> TEXT PROVIDED:
⁂

Here's the pic of my baby's face the day after he fell. The scratches on his lips were gone by the end of that day except for the bigger one on the bottom lip which ended up scabbing later on, the scratches on the forehead were already gone, the nose scab stayed a few more days, but it's gone now. I think the little booger picked at it, but it doesn't look like it's going to scar...
And do you see the yellow mark on his forehead? Right over his left eyebrow? Yeah, that's another bruise. I had gone to my sister's job to get waxed and he tripped over the same stupid shadow as earlier and he hit his head on the counter. He cried for like a second, and it didn't end up swelling or turning purple so DCYF was not called on me for messing my kid's face up.
As for this job sitch, I'm not angry. Hence the title. I had said it before-that I would probably cheer instead of cry at losing this job. I will admit, after The Meeting, I was in a bit of shock, like the "oh, shit, this is really happening" shock...and I called Daddy but I didn't say anything over the phone. Then I called my mother, and that's when I actually GOT IT. I cried for like a second, but then as I walked out the door and the fresh air hit me, I realized this is a good thing. It really is. How many posts are dedicated to the stress and agony of this place? The funny (but really not) posts about the idiots here...the fact that I've been here going on two years and still making $9 with no hope for a raise...

⁂

> TASK OBJECTIVE: Continue the blog post above about the child's fall and the job loss, beginning after its final sentence.

⁂

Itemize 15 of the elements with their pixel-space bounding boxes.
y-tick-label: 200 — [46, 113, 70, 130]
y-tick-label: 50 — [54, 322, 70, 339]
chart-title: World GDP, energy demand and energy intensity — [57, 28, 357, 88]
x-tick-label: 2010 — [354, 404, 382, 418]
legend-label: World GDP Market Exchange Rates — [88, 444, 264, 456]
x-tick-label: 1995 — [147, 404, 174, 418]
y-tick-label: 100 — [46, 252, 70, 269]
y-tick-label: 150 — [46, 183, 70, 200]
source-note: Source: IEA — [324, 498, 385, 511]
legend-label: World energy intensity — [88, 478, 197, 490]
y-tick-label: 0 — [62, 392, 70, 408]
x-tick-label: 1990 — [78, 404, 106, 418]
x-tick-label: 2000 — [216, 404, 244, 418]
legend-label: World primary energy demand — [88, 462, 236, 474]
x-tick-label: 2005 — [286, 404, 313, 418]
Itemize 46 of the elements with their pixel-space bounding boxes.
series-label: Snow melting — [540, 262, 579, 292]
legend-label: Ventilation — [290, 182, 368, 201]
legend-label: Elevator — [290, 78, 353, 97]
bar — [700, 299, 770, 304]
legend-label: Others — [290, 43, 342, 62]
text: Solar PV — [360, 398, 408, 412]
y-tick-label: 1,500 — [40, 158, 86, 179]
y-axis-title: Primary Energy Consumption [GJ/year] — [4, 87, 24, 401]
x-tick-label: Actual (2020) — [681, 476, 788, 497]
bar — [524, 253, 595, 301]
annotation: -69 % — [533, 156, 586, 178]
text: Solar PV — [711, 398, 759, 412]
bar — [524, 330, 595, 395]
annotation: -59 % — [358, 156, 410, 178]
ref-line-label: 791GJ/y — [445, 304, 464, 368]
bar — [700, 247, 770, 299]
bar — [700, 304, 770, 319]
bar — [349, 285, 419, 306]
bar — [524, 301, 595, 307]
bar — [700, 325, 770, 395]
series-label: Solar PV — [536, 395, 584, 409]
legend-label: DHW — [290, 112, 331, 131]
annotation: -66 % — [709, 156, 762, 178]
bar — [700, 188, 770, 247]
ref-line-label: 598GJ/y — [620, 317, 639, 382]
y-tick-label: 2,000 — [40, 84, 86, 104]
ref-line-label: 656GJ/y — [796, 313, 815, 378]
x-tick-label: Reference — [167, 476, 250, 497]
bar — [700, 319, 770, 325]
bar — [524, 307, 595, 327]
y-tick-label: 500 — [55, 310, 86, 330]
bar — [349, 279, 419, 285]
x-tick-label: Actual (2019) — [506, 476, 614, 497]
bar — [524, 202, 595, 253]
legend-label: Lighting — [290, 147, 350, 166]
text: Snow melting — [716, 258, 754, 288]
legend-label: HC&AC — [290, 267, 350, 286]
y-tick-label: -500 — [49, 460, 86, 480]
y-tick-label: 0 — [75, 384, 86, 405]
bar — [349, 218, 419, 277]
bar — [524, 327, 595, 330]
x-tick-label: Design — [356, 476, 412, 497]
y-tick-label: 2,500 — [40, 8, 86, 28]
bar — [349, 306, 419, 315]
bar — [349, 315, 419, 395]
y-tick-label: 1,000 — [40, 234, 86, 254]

⁂

> EXPECTED OUTPUT:
I love my boss. Really, where else would I be able to work and be able to leave in the middle of the day because my son got sick, and the boss wouldn't get mad or hold it over my head for a month? Where else would I be able to work and call five minutes before I'm supposed to be at work and tell them I'm on my way to the ER with my husband and not get any shit for it? Where else would I be able to tell people on the phone to go fuck themselves over the phone when they are being assholes and my boss have my back? He is great....Real Estate is not. And this isn't what I want to do anyway, so what is the point of crying over it? I wouldn't be able to do R.E, I would kill people.
When I got home and talked to Daddy he was actually surprised that it was happening so quickly, but he said "Screw it." And it was done. I will be on the phone with Unemployment after lunch to get that ball rolling before we end up with too much of a gap between paychecks. I will be calling the Welfare Dept. to see about them covering ALL of Little Man's daycare so I can go to school...actually I have to call the Community College here and see if I can still register for summer courses because the deadline on their website says the 6th was the last day...
It will be okay.
I know it will be okay.
I hope it will be okay...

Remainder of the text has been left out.